— What this task involves —
Return each line that holds the word "positivt".

== Source records

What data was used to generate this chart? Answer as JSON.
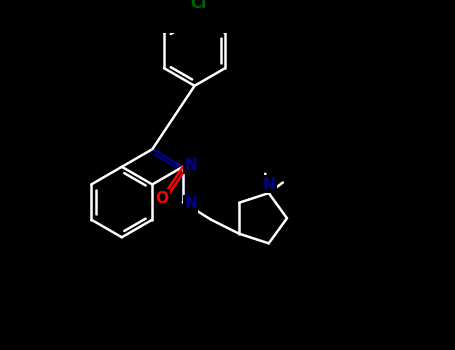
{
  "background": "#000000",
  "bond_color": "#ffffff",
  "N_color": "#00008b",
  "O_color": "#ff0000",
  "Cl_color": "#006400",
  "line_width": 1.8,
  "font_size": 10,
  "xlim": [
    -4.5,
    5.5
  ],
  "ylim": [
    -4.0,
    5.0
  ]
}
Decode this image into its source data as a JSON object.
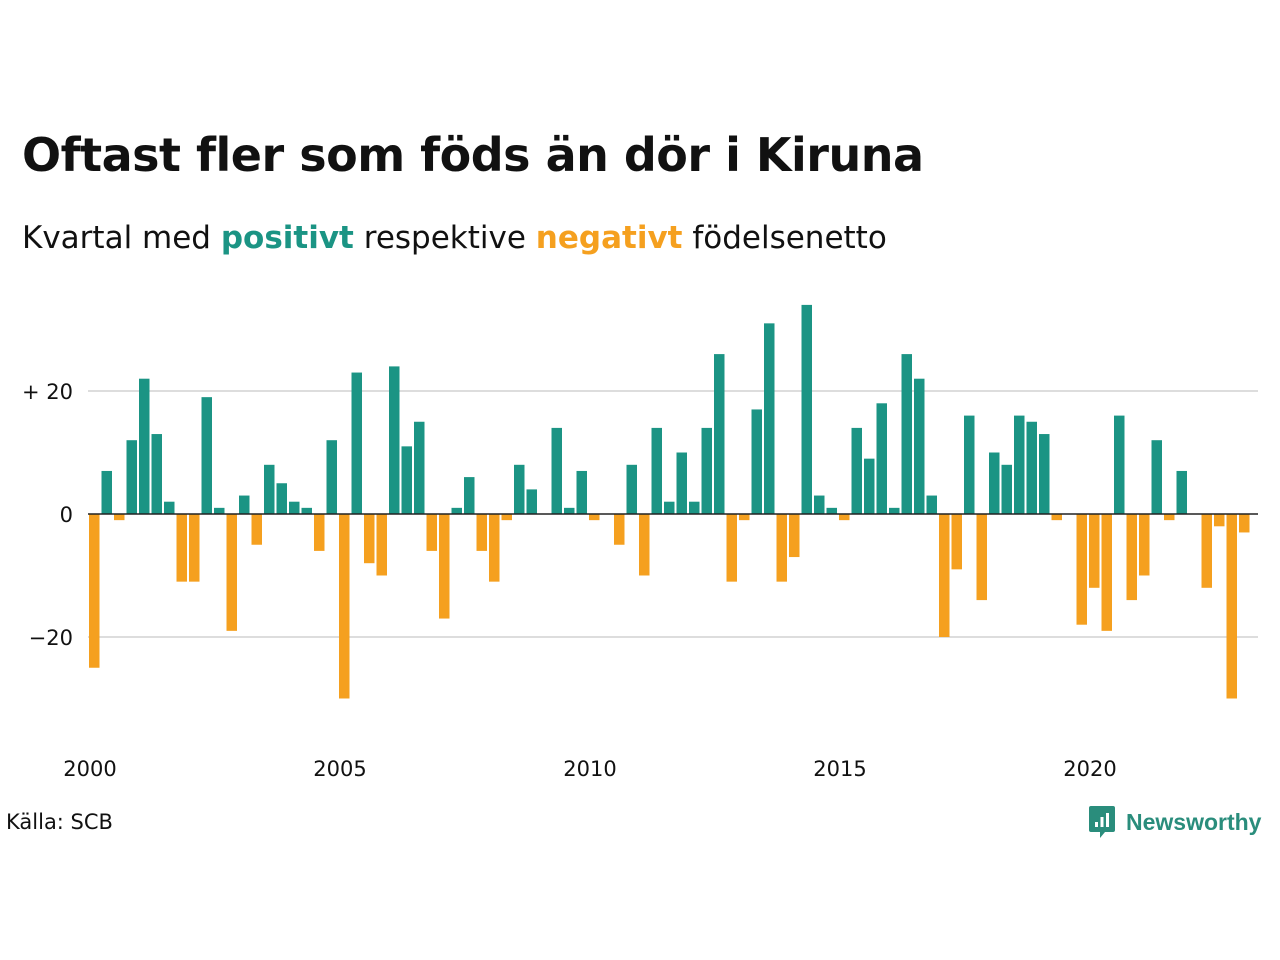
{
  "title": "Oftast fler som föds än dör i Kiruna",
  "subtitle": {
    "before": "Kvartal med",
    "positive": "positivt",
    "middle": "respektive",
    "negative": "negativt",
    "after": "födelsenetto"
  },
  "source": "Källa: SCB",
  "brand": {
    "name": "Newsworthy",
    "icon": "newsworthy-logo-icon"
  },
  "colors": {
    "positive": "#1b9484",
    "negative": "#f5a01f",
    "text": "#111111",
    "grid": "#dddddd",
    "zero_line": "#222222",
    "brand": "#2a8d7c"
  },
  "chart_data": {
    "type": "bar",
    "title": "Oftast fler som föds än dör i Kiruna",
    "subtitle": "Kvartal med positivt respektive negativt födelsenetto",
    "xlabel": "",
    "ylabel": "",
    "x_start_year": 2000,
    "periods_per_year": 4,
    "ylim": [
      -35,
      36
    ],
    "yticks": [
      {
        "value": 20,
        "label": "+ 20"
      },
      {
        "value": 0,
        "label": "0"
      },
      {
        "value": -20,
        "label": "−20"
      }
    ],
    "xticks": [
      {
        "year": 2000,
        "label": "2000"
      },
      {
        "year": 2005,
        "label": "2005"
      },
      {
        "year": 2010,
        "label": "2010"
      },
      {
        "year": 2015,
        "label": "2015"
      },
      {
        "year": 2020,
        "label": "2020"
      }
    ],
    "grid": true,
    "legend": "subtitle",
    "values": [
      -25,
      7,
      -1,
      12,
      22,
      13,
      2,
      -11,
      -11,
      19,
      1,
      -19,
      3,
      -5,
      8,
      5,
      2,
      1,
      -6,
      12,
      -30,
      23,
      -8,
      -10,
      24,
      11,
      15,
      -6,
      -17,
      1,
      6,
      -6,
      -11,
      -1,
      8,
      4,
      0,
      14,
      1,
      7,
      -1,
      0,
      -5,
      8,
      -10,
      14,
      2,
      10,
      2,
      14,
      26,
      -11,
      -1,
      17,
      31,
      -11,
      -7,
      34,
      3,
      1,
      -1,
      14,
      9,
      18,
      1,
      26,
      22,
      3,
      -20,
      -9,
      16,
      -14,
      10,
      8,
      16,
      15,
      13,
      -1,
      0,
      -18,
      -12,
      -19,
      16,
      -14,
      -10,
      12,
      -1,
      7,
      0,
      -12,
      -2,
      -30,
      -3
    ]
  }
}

====

— Task solution —
    "positive": "positivt",
    "subtitle": "Kvartal med positivt respektive negativt födelsenetto",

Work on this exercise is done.